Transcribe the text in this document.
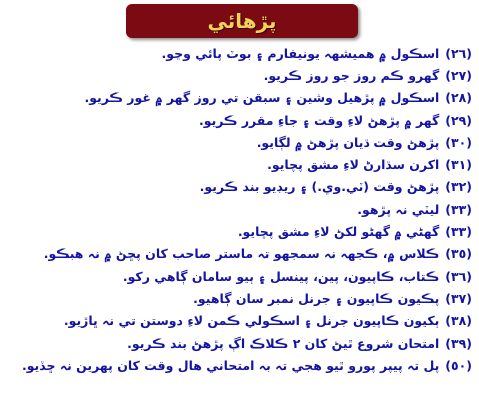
پڙهائي
(٢٦)
اسڪول ۾ هميشهہ يونيفارم ۽ بوٽ پائي وڃو.
(٢٧)
گهرو ڪم روز جو روز ڪريو.
(٢٨)
اسڪول ۾ پڙهيل وشين ۽ سبقن تي روز گهر ۾ غور ڪريو.
(٢٩)
گهر ۾ پڙهڻ لاءِ وقت ۽ جاءِ مقرر ڪريو.
(٣٠)
پڙهڻ وقت ڌيان پڙهڻ ۾ لڳايو.
(٣١)
اکرن سڌارڻ لاءِ مشق پچايو.
(٣٢)
پڙهڻ وقت (ٽي.وي.) ۽ ريڊيو بند ڪريو.
(٣٣)
ليٽي نہ پڙهو.
(٣٣)
گهڻي ۾ گهڻو لکڻ لاءِ مشق پچايو.
(٣٥)
ڪلاس ۾، ڪجهہ نہ سمجهو تہ ماستر صاحب کان پڇڻ ۾ نہ هبڪو.
(٣٦)
ڪتاب، ڪاپيون، پين، پينسل ۽ ٻيو سامان ڳاهي رکو.
(٣٧)
پڪيون ڪاپيون ۽ جرنل نمبر سان ڳاهيو.
(٣٨)
ٻکيون ڪاپيون جرنل ۽ اسڪولي ڪمن لاءِ دوستن تي نہ ڀاڙيو.
(٣٩)
امتحان شروع ٿيڻ کان ٢ ڪلاڪ اڳ پڙهڻ بند ڪريو.
(٥٠)
پل تہ پيپر پورو ٿيو هجي تہ بہ امتحاني هال وقت کان پهرين نہ ڇڏيو.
________________
— Problem description —
Your task is to pick out every line with the string "ڪريو" and copy it.

— Worked answer —
گهرو ڪم روز جو روز ڪريو.
اسڪول ۾ پڙهيل وشين ۽ سبقن تي روز گهر ۾ غور ڪريو.
گهر ۾ پڙهڻ لاءِ وقت ۽ جاءِ مقرر ڪريو.
پڙهڻ وقت (ٽي.وي.) ۽ ريڊيو بند ڪريو.
امتحان شروع ٿيڻ کان ٢ ڪلاڪ اڳ پڙهڻ بند ڪريو.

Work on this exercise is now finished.